* _Task requirements_: Find the lines below that contain the string "screenshot". Copy each one.

* _Given entries_:
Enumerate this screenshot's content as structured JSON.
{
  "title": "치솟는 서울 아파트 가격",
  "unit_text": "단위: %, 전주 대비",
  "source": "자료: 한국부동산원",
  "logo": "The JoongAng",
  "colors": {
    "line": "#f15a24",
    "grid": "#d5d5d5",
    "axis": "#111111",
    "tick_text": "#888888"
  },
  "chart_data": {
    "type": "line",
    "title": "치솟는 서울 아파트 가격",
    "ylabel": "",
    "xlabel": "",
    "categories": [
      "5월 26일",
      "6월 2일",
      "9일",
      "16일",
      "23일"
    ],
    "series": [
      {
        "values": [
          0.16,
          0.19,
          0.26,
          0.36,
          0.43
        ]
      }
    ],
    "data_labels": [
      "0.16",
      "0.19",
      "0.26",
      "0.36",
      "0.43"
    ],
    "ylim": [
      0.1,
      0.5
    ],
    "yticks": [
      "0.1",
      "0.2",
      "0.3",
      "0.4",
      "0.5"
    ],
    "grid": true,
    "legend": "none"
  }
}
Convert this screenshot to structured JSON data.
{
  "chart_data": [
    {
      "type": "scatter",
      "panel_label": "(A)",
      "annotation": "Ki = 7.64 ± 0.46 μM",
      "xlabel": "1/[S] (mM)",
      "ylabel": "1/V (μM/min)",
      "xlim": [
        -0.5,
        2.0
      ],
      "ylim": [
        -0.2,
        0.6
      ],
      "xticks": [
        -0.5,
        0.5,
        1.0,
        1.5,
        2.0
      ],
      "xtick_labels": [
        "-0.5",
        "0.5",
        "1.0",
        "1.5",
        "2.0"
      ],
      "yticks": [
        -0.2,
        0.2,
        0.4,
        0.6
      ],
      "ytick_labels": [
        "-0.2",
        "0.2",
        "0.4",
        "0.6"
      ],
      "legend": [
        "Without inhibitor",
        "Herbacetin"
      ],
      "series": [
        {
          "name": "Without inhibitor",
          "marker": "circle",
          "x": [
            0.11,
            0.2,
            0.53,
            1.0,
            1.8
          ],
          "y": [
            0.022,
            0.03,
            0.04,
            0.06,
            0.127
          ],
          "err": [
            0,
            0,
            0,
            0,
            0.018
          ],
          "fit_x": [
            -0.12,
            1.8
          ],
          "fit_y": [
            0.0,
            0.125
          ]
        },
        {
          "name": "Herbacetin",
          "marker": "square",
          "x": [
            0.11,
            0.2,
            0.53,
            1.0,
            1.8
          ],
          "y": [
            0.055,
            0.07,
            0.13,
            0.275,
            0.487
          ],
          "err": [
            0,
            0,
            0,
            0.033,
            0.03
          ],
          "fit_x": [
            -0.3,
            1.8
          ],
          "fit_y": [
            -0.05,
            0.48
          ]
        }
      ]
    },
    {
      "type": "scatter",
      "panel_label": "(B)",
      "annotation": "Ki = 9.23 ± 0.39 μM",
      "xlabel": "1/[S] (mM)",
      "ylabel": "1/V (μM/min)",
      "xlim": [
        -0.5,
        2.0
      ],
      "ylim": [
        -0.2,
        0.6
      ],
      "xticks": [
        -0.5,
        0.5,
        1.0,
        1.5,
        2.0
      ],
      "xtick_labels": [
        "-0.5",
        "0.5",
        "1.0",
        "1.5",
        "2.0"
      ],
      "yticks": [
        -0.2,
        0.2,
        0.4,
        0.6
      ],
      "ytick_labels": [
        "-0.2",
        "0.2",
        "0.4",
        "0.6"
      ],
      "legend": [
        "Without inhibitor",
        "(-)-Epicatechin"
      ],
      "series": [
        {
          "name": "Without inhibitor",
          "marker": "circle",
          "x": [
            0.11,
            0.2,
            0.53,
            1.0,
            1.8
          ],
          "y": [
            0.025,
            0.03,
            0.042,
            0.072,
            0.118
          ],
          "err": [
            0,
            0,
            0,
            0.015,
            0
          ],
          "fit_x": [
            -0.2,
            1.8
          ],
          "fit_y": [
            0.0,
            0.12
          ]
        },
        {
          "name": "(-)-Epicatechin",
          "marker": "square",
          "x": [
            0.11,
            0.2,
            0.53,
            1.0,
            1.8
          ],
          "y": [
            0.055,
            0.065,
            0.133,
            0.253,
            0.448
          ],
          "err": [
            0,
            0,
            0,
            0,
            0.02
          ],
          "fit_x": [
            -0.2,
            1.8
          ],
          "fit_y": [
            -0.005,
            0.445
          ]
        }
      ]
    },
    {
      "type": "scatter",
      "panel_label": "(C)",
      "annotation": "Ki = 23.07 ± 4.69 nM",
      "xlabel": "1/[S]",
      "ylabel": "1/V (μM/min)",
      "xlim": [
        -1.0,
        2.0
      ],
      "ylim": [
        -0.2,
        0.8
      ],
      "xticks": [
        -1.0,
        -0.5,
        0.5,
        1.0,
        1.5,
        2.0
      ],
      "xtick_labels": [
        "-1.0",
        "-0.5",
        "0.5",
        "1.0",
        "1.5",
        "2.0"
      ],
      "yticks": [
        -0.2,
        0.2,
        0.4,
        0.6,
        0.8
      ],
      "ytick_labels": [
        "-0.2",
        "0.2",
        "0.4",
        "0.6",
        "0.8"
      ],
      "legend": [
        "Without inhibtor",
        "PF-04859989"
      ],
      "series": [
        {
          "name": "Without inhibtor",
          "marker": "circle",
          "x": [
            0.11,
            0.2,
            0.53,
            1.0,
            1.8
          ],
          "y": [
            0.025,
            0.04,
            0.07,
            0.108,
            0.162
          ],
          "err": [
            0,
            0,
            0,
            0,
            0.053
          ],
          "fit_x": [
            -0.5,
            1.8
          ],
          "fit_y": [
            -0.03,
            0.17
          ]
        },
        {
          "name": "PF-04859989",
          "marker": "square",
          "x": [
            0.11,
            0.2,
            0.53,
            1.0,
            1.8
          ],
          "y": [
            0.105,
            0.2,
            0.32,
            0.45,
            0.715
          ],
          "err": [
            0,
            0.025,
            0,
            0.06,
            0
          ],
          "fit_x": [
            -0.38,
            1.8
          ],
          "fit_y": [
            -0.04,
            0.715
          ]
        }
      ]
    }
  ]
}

* _The response_:
Enumerate this screenshot's content as structured JSON.
Convert this screenshot to structured JSON data.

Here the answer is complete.